"""
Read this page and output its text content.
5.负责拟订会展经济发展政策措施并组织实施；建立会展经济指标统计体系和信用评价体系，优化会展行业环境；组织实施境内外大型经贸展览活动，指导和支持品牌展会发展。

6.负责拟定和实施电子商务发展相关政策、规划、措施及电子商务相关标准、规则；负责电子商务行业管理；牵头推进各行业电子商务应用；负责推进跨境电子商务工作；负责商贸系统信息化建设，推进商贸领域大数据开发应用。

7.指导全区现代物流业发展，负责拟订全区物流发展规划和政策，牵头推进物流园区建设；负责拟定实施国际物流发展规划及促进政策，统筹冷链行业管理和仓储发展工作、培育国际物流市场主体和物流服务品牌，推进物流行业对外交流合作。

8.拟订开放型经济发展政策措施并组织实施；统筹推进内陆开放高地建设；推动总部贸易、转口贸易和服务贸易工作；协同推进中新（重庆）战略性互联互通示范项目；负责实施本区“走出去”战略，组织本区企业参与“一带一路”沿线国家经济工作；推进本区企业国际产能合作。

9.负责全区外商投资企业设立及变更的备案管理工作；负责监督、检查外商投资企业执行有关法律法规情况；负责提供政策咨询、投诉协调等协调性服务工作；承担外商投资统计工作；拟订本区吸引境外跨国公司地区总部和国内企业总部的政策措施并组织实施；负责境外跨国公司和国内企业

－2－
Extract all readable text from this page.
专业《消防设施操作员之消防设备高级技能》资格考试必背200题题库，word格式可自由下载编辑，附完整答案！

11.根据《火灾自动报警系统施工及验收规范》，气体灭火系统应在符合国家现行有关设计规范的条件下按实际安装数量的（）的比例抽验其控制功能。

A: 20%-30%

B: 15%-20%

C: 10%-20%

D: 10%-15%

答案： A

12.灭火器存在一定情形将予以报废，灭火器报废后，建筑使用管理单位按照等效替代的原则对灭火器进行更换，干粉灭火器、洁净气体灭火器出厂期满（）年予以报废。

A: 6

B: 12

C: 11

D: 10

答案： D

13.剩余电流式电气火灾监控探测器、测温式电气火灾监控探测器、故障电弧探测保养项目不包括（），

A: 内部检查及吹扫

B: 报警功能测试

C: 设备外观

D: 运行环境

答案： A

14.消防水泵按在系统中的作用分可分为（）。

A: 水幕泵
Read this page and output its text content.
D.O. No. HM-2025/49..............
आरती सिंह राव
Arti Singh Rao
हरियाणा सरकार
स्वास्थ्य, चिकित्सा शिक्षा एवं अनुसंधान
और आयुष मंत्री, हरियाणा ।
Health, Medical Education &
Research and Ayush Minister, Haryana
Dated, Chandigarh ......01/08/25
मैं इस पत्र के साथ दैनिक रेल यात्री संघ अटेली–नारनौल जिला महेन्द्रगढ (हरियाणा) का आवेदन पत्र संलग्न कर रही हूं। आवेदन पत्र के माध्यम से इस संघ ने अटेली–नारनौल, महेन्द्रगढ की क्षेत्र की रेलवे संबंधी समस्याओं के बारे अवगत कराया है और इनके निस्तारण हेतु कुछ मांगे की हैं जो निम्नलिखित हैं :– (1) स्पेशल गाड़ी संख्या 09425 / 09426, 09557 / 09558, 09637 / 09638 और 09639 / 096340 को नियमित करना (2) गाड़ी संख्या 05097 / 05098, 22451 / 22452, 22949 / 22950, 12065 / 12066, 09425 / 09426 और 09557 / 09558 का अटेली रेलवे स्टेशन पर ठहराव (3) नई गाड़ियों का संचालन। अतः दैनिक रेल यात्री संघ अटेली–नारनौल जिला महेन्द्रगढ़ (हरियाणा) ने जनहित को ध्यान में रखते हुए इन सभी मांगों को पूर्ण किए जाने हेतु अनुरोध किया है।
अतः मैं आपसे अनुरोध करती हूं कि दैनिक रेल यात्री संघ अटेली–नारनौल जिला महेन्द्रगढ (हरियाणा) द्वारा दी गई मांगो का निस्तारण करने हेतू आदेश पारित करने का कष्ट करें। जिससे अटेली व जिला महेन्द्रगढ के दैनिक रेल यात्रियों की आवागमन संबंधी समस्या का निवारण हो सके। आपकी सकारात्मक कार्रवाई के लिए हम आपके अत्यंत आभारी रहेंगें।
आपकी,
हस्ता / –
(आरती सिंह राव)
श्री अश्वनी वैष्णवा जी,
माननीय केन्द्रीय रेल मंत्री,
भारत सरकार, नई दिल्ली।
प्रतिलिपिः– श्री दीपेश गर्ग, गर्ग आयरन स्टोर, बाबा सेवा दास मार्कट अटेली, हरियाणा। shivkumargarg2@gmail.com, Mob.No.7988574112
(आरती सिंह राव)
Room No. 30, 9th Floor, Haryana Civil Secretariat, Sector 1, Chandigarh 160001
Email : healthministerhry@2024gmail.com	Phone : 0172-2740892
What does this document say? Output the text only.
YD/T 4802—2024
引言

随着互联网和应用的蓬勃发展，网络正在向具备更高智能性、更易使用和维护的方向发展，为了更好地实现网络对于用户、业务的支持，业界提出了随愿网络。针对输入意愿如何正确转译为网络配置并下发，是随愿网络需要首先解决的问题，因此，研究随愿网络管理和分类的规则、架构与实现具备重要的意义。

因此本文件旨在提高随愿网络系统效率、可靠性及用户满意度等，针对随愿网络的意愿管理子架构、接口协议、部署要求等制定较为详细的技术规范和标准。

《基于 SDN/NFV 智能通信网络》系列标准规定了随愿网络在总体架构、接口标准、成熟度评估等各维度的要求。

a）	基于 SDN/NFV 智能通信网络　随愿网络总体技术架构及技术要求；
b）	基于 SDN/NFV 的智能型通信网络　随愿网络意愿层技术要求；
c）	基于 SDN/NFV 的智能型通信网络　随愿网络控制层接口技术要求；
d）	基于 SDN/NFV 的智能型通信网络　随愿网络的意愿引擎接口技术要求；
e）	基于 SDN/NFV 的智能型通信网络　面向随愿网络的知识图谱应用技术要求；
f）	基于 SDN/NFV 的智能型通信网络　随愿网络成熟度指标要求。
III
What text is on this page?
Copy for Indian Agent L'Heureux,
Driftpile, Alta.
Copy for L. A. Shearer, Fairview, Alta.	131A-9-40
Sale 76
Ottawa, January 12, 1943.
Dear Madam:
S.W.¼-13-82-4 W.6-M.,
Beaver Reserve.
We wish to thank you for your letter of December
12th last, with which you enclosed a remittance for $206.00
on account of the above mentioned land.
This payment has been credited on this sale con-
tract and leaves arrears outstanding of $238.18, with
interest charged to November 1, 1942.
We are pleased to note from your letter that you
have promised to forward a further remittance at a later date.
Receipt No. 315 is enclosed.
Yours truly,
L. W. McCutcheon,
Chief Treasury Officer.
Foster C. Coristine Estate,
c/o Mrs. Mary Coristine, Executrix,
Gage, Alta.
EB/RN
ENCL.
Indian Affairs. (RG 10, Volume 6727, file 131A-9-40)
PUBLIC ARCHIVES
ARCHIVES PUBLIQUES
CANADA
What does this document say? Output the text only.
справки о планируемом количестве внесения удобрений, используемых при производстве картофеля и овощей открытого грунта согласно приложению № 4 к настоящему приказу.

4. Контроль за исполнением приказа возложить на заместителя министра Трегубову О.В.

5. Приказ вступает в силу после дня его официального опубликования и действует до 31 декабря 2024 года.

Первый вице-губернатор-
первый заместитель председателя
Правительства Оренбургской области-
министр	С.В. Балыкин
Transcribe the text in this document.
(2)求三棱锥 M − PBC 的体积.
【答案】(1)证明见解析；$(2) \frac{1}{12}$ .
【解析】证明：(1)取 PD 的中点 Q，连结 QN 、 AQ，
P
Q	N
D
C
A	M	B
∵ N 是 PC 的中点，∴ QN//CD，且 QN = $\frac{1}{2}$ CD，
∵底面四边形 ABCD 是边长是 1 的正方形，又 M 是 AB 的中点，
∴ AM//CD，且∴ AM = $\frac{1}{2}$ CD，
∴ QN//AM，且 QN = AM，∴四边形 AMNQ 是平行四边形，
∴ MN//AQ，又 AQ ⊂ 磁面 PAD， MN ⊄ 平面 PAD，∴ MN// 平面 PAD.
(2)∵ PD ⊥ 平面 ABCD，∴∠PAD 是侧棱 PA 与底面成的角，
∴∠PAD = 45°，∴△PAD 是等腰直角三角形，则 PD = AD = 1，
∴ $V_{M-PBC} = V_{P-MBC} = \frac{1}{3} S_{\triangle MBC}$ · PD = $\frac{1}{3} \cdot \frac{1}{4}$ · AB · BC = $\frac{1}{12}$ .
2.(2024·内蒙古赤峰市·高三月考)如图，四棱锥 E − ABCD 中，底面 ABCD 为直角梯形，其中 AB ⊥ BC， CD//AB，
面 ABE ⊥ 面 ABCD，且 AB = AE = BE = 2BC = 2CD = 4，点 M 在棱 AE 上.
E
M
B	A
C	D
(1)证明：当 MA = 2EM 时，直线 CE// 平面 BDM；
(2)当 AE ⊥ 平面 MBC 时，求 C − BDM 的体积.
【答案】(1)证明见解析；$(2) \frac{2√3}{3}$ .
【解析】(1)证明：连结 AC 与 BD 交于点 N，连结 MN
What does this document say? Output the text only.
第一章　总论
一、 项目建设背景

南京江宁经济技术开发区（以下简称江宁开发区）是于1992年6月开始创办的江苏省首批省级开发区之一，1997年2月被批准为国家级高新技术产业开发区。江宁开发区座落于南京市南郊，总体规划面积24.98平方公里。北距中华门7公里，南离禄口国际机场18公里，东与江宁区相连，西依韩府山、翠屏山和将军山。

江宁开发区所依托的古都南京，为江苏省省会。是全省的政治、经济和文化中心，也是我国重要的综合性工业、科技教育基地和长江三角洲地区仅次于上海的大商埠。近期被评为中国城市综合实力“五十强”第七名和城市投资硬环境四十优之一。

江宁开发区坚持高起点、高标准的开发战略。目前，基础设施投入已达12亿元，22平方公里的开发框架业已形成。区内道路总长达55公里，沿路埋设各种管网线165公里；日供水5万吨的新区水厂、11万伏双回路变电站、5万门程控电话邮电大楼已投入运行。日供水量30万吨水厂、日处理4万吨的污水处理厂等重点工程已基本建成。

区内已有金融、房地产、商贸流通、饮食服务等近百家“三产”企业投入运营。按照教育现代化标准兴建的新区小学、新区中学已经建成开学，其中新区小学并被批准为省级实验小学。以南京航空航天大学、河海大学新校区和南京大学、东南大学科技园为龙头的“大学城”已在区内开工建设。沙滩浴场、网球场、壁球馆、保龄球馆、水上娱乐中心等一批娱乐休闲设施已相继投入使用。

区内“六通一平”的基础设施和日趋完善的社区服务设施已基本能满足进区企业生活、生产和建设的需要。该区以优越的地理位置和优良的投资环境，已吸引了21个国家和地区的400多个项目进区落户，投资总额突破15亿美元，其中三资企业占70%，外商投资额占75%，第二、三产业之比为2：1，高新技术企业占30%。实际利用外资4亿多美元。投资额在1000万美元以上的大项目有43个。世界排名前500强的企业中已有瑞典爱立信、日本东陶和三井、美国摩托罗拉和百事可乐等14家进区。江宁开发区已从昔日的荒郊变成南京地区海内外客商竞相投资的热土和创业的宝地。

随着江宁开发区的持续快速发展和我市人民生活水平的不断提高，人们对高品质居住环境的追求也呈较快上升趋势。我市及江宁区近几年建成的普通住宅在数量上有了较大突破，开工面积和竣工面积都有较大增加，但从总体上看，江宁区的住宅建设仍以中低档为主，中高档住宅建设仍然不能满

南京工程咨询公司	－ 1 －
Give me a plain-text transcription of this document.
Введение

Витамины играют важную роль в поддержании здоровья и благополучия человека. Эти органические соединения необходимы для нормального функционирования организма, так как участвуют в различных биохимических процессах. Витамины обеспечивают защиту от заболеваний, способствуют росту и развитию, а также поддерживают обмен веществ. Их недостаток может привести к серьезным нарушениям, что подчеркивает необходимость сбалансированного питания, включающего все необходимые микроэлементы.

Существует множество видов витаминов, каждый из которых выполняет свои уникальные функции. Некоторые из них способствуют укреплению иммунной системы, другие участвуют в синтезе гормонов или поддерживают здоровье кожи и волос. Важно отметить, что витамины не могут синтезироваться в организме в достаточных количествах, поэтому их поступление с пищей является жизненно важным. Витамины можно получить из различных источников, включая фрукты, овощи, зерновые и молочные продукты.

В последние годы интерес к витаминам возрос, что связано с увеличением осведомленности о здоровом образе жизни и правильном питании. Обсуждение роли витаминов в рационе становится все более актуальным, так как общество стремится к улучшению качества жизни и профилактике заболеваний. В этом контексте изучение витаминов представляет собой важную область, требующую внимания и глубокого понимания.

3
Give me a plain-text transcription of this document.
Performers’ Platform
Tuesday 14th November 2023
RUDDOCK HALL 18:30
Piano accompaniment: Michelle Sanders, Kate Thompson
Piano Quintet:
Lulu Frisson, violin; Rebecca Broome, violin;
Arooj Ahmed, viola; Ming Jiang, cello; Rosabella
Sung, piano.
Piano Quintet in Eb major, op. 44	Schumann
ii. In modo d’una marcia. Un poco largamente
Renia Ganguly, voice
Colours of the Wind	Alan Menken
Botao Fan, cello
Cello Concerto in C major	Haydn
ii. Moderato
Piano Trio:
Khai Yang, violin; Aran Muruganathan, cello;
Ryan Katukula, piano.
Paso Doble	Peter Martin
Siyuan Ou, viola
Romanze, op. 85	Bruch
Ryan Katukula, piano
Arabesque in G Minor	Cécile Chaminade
"""
§ **TASK**: Read through the data and copy every line where "November" shows up.

§ **FINISHED ANSWER**:
interest charged to November 1, 1942.
Tuesday 14th November 2023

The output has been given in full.